## TASK
Write out all of the records precisely. Skip anything that is a picture.

** start of SOURCE DATA **

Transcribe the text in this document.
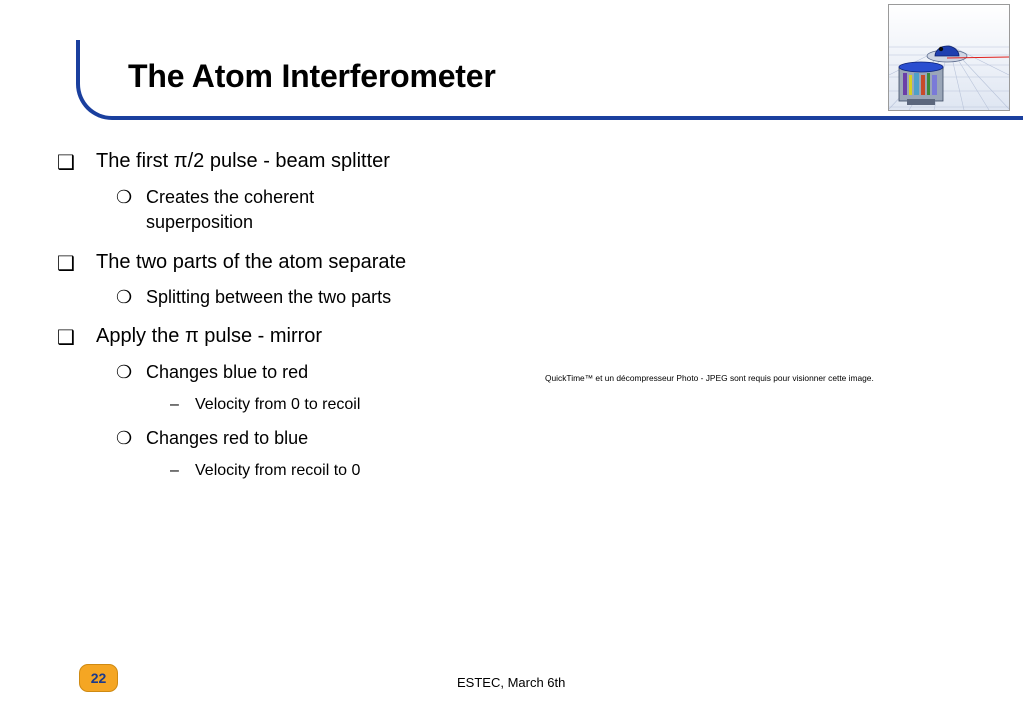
The Atom Interferometer
❑ The first π/2 pulse - beam splitter
❍ Creates the coherent
superposition
❑ The two parts of the atom separate
❍ Splitting between the two parts
❑ Apply the π pulse - mirror
❍ Changes blue to red
– Velocity from 0 to recoil
❍ Changes red to blue
– Velocity from recoil to 0
QuickTime™ et un décompresseur Photo - JPEG sont requis pour visionner cette image.
22	ESTEC, March 6th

** end of SOURCE DATA **

## RESPONSE TO THIS TASK
Transcribe the text in this document.
The Atom Interferometer
❑ The first π/2 pulse - beam splitter
❍ Creates the coherent
superposition
❑ The two parts of the atom separate
❍ Splitting between the two parts
❑ Apply the π pulse - mirror
❍ Changes blue to red
– Velocity from 0 to recoil
❍ Changes red to blue
– Velocity from recoil to 0
QuickTime™ et un décompresseur Photo - JPEG sont requis pour visionner cette image.
22	ESTEC, March 6th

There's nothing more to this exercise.